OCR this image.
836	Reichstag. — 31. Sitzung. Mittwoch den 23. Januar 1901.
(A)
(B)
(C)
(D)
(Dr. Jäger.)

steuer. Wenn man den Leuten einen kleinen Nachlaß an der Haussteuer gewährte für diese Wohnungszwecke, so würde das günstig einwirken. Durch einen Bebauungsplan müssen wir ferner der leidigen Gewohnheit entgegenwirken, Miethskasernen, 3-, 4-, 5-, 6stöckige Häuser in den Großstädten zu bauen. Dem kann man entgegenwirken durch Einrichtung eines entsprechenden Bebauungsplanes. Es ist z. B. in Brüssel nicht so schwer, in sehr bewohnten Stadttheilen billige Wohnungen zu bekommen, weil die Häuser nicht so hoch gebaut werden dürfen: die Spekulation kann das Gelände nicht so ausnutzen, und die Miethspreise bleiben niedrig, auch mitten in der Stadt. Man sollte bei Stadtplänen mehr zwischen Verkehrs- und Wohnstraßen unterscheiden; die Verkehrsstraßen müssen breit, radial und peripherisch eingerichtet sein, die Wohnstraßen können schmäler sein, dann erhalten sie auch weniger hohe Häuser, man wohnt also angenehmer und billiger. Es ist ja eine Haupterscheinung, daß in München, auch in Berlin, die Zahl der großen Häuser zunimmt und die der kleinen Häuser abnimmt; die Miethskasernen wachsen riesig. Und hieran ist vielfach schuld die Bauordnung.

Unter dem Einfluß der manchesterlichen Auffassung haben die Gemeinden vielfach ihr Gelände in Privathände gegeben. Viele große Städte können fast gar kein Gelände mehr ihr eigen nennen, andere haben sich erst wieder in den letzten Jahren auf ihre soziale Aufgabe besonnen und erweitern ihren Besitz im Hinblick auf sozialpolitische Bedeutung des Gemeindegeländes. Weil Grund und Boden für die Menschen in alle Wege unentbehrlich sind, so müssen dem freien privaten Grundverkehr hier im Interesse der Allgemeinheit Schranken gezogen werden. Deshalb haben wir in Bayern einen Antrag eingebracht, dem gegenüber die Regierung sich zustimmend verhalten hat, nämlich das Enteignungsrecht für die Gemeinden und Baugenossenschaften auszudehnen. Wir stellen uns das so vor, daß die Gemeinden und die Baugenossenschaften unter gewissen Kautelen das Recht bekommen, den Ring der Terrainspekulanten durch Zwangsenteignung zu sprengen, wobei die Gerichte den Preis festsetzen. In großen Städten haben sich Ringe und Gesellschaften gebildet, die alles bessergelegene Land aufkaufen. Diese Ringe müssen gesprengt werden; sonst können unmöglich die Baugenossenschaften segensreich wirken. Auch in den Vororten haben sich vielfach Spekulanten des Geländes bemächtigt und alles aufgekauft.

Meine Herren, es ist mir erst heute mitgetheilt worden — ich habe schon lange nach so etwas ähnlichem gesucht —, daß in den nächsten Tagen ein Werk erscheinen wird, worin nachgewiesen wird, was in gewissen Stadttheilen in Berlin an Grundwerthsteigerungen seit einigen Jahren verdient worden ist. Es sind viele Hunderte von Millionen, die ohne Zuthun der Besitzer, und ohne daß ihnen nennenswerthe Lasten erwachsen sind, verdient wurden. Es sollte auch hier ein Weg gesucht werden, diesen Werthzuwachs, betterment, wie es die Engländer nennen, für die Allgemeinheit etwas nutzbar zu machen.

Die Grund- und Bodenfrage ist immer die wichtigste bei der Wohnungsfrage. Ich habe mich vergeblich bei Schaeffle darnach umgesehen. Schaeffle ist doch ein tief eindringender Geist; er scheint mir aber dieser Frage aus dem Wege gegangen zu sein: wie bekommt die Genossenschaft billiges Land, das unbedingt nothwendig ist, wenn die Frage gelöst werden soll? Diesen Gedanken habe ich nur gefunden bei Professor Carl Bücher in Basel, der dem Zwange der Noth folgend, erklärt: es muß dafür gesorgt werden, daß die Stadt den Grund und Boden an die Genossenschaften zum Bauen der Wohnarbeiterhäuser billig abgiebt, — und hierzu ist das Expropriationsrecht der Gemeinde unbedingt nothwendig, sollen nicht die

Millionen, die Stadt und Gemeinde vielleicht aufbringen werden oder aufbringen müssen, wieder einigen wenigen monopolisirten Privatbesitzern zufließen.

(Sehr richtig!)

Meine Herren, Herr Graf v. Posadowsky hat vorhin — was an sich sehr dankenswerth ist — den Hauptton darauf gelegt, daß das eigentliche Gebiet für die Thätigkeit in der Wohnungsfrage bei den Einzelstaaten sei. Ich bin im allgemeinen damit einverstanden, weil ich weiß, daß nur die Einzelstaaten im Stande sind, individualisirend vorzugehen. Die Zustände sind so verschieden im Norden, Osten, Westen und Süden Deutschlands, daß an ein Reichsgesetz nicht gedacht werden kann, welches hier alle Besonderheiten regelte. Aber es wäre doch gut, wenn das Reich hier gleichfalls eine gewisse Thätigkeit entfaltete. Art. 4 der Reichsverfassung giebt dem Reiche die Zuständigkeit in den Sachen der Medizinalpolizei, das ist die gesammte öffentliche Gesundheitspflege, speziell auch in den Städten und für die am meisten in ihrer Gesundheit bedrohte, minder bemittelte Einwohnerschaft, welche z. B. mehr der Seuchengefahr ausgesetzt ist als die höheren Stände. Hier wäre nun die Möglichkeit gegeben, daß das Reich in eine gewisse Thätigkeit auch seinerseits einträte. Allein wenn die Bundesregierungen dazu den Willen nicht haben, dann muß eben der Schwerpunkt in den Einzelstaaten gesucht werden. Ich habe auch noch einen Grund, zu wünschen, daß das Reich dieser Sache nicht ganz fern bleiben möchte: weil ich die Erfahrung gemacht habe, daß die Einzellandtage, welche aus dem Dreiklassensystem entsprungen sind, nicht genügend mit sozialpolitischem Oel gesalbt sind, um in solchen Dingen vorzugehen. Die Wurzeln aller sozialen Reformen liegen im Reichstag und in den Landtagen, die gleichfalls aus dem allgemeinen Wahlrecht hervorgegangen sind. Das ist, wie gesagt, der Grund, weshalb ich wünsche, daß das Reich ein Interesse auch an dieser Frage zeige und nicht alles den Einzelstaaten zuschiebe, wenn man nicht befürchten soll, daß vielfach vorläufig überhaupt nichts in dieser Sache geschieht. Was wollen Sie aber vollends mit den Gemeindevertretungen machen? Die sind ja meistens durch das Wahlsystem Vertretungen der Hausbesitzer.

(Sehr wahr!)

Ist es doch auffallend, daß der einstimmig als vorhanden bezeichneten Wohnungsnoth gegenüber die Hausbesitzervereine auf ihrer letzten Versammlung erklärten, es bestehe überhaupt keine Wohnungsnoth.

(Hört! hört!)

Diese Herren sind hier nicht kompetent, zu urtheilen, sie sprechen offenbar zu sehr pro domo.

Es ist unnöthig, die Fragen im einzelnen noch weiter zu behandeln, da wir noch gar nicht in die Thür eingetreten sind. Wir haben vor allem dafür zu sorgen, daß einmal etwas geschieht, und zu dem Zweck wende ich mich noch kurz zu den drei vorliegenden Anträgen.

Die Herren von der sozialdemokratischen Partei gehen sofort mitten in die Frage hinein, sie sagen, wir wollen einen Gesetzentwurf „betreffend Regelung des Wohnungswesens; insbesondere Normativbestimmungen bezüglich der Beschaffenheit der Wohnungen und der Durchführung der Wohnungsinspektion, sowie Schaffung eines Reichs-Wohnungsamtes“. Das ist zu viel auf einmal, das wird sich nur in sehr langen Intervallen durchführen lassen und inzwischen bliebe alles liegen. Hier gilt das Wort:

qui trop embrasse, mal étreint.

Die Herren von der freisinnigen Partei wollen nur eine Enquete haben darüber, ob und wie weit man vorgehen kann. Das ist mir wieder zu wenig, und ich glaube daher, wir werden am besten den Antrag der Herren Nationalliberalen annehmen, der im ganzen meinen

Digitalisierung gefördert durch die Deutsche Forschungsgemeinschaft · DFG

_ _ _ _ _

## GIVEN INSTRUCTION
In the records above, find each line with the word "einigen" and copy it.

## FULL ANSWER
Meine Herren, es ist mir erst heute mitgetheilt worden — ich habe schon lange nach so etwas ähnlichem gesucht —, daß in den nächsten Tagen ein Werk erscheinen wird, worin nachgewiesen wird, was in gewissen Stadttheilen in Berlin an Grundwerthsteigerungen seit einigen Jahren verdient worden ist. Es sind viele Hunderte von Millionen, die ohne Zuthun der Besitzer, und ohne daß ihnen nennenswerthe Lasten erwachsen sind, verdient wurden. Es sollte auch hier ein Weg gesucht werden, diesen Werthzuwachs, betterment, wie es die Engländer nennen, für die Allgemeinheit etwas nutzbar zu machen.
Millionen, die Stadt und Gemeinde vielleicht aufbringen werden oder aufbringen müssen, wieder einigen wenigen monopolisirten Privatbesitzern zufließen.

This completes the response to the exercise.